### AIM
Across the material below, how many lines contain the word "status"? Give only the number.

Dataset excerpts
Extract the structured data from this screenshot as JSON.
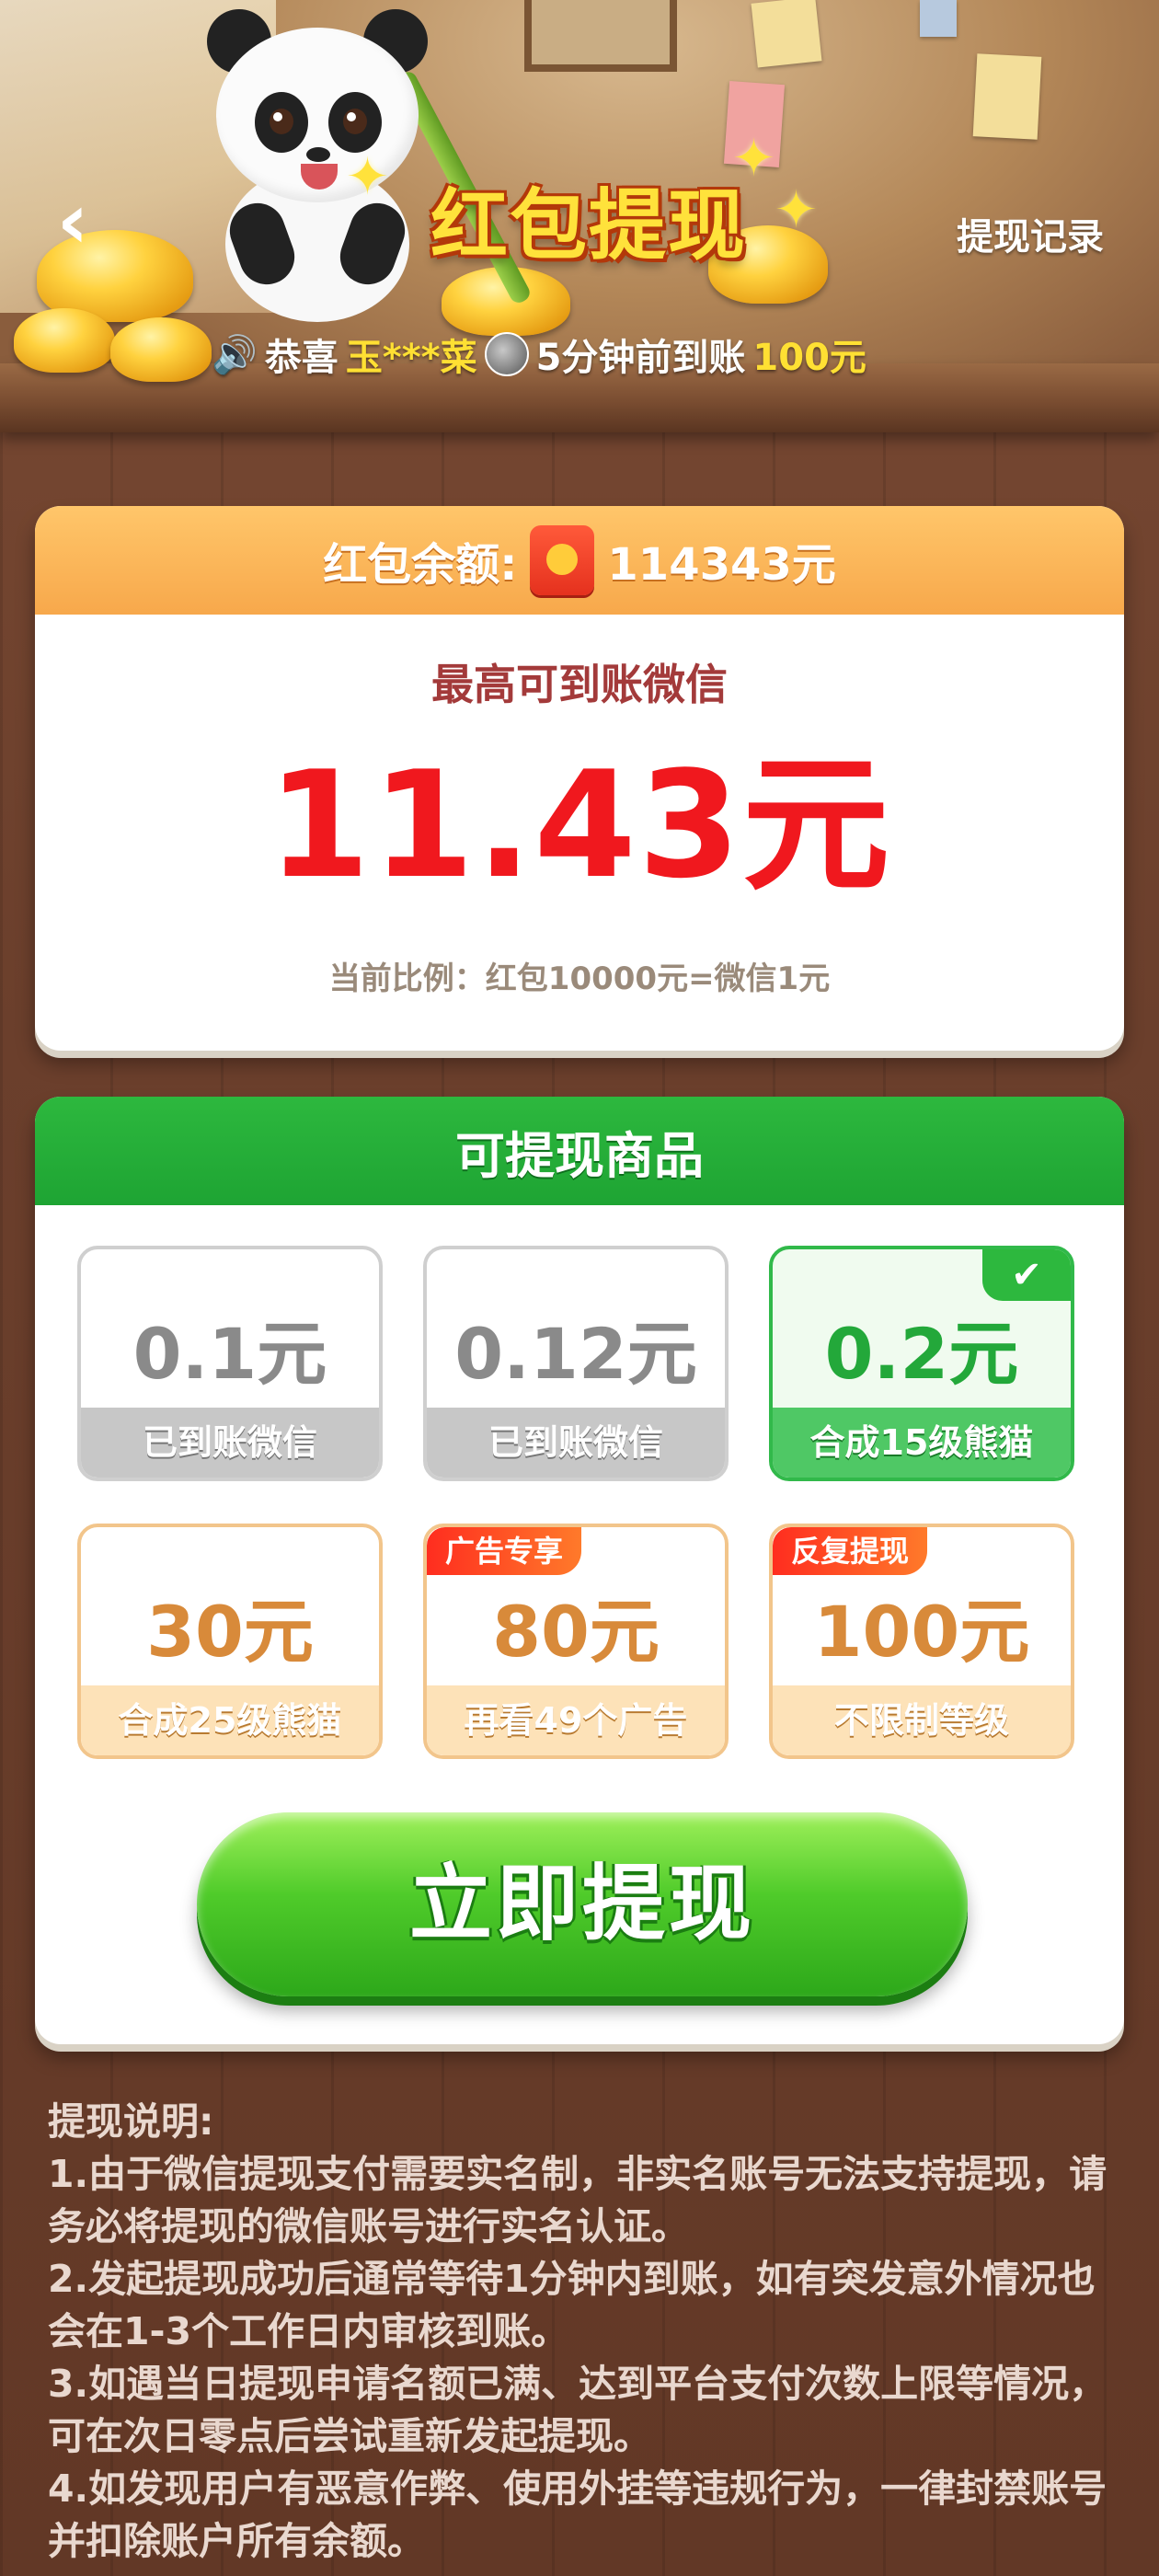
{
  "header": {
    "title": "红包提现",
    "history_label": "提现记录",
    "ticker": {
      "prefix": "恭喜",
      "user": "玉***菜",
      "message": "5分钟前到账",
      "amount": "100元"
    }
  },
  "balance": {
    "label": "红包余额:",
    "amount": "114343元",
    "max_label": "最高可到账微信",
    "max_amount": "11.43元",
    "ratio": "当前比例：红包10000元=微信1元"
  },
  "products": {
    "title": "可提现商品",
    "items": [
      {
        "amount": "0.1元",
        "status": "已到账微信",
        "state": "done"
      },
      {
        "amount": "0.12元",
        "status": "已到账微信",
        "state": "done"
      },
      {
        "amount": "0.2元",
        "status": "合成15级熊猫",
        "state": "selected"
      },
      {
        "amount": "30元",
        "status": "合成25级熊猫",
        "state": "locked"
      },
      {
        "amount": "80元",
        "status": "再看49个广告",
        "state": "locked",
        "tag": "广告专享"
      },
      {
        "amount": "100元",
        "status": "不限制等级",
        "state": "locked",
        "tag": "反复提现"
      }
    ],
    "withdraw_label": "立即提现"
  },
  "instructions": {
    "title": "提现说明:",
    "lines": [
      "1.由于微信提现支付需要实名制，非实名账号无法支持提现，请务必将提现的微信账号进行实名认证。",
      "2.发起提现成功后通常等待1分钟内到账，如有突发意外情况也会在1-3个工作日内审核到账。",
      "3.如遇当日提现申请名额已满、达到平台支付次数上限等情况，可在次日零点后尝试重新发起提现。",
      "4.如发现用户有恶意作弊、使用外挂等违规行为，一律封禁账号并扣除账户所有余额。"
    ]
  },
  "icons": {
    "back": "back-arrow-icon",
    "speaker": "speaker-icon",
    "check": "check-icon",
    "redpacket": "red-packet-icon"
  },
  "colors": {
    "accent_green": "#2db83e",
    "accent_orange": "#f7a84b",
    "amount_red": "#f0181e",
    "title_yellow": "#ffe23b"
  }
}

### ANSWER TO THIS PROBLEM
6